◆ WHAT YOU HAVE TO DO ◆
Scan the data below for the string "minutes". Copy every line where it appears.

◆ DATA ◆
(begin)

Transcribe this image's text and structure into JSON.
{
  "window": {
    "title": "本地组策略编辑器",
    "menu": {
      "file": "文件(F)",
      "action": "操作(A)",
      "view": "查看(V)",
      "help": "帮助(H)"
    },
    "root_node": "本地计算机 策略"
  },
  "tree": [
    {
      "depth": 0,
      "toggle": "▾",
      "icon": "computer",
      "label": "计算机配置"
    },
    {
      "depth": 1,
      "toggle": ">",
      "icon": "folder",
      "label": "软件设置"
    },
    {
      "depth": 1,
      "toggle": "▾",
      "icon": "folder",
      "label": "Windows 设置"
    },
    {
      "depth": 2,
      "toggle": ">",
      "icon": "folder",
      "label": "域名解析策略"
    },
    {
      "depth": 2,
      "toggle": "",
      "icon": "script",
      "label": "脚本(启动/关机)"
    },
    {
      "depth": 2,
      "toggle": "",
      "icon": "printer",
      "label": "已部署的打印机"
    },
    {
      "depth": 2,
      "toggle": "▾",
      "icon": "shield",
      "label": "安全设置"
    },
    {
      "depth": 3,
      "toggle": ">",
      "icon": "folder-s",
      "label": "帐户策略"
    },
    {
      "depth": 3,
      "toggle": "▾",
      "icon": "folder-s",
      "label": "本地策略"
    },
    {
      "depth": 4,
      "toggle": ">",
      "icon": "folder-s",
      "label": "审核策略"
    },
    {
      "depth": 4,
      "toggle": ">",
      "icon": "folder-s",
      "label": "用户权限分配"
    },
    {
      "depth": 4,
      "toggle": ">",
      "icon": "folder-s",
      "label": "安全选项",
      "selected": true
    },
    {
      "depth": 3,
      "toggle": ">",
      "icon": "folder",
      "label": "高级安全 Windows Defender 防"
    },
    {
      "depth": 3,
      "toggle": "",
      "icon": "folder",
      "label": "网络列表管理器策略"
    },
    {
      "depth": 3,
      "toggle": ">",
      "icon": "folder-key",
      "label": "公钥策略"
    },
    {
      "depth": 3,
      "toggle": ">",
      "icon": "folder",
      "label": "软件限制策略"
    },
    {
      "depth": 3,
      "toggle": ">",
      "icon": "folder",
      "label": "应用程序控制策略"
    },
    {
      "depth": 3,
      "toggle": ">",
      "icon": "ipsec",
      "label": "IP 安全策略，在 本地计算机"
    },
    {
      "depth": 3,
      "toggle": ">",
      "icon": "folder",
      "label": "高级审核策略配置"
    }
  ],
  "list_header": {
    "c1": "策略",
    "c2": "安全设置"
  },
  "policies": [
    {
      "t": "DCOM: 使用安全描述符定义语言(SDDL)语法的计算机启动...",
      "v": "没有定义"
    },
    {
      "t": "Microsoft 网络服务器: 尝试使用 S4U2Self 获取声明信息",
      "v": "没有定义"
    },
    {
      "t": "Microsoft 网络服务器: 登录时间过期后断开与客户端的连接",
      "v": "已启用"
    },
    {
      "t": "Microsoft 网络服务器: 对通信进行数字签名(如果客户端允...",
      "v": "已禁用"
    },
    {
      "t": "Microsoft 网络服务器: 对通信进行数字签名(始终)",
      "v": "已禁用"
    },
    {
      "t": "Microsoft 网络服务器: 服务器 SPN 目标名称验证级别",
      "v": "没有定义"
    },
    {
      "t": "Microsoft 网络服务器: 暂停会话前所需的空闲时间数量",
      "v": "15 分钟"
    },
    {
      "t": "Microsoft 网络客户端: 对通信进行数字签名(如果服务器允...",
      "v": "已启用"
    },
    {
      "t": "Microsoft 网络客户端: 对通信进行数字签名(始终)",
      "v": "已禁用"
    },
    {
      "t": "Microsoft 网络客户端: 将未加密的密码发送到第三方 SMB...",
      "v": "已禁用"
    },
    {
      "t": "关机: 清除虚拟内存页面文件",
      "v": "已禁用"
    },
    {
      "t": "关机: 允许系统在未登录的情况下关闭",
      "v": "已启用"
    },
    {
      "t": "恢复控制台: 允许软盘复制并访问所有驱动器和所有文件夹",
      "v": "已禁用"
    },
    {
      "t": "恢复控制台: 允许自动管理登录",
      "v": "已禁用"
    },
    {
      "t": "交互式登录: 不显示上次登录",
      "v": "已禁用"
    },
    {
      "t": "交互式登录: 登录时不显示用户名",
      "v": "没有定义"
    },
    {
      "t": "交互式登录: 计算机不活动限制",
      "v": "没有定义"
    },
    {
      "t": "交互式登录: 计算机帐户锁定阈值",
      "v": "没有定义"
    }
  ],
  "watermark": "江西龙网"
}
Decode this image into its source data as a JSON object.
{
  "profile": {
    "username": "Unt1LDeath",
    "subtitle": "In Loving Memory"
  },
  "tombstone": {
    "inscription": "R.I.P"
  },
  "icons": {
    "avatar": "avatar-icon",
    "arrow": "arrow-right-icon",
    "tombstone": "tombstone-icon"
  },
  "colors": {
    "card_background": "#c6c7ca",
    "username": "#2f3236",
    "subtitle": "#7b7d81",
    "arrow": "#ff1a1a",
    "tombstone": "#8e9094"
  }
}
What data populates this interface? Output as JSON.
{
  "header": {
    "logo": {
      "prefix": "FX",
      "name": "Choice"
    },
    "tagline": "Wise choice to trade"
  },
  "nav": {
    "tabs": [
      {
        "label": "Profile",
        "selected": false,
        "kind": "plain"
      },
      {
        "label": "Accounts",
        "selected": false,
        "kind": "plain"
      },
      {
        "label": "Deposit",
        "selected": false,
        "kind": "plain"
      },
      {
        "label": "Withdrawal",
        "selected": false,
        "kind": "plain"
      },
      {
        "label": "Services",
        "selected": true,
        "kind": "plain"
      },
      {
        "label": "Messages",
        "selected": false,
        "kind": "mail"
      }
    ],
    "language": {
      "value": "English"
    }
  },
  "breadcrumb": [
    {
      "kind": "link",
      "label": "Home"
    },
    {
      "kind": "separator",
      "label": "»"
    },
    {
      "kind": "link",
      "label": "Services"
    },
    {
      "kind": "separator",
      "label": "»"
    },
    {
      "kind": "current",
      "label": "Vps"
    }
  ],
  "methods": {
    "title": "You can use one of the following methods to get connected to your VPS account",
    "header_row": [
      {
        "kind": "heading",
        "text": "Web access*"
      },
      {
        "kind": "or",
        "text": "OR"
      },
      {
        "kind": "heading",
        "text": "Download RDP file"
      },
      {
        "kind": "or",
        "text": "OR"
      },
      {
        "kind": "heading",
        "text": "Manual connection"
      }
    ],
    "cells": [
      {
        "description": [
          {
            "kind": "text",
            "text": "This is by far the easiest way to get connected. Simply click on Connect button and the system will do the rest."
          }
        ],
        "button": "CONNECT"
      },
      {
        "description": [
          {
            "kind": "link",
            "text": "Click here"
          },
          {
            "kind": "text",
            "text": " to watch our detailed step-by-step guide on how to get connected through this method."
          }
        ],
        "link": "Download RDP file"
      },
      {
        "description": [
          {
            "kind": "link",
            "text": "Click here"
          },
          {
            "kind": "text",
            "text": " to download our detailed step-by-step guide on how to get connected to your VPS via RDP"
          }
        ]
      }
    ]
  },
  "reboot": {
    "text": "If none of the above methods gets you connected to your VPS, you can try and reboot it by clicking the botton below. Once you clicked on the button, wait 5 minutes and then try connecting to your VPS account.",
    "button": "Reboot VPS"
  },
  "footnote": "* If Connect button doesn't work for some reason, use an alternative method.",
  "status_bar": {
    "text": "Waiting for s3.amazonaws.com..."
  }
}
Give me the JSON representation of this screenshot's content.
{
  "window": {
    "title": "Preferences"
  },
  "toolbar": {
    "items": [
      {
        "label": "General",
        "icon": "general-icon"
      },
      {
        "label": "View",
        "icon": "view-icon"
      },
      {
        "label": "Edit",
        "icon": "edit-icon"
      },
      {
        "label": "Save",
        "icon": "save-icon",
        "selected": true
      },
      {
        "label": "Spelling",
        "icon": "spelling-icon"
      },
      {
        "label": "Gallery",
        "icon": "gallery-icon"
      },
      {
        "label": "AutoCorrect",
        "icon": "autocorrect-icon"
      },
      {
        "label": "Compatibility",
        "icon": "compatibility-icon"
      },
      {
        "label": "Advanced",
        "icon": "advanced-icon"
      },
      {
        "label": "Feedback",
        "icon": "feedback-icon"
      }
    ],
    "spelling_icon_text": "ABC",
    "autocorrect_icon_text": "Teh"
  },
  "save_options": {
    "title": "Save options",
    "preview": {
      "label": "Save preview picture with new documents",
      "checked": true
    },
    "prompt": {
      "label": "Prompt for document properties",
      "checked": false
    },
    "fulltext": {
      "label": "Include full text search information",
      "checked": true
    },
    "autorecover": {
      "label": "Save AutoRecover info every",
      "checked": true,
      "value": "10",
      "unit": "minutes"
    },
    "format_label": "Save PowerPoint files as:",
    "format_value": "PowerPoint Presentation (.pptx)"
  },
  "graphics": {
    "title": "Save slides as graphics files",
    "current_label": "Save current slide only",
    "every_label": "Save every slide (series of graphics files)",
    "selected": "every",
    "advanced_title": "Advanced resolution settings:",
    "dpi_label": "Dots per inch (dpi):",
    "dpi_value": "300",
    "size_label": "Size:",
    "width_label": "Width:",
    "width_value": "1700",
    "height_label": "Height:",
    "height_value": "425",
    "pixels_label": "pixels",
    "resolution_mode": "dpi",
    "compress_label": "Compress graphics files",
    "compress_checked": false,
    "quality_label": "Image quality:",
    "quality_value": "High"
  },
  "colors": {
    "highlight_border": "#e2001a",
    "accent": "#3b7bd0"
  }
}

(end)

◆ SOLVED PROBLEM ◆
    "text": "If none of the above methods gets you connected to your VPS, you can try and reboot it by clicking the botton below. Once you clicked on the button, wait 5 minutes and then try connecting to your VPS account.",
      "unit": "minutes"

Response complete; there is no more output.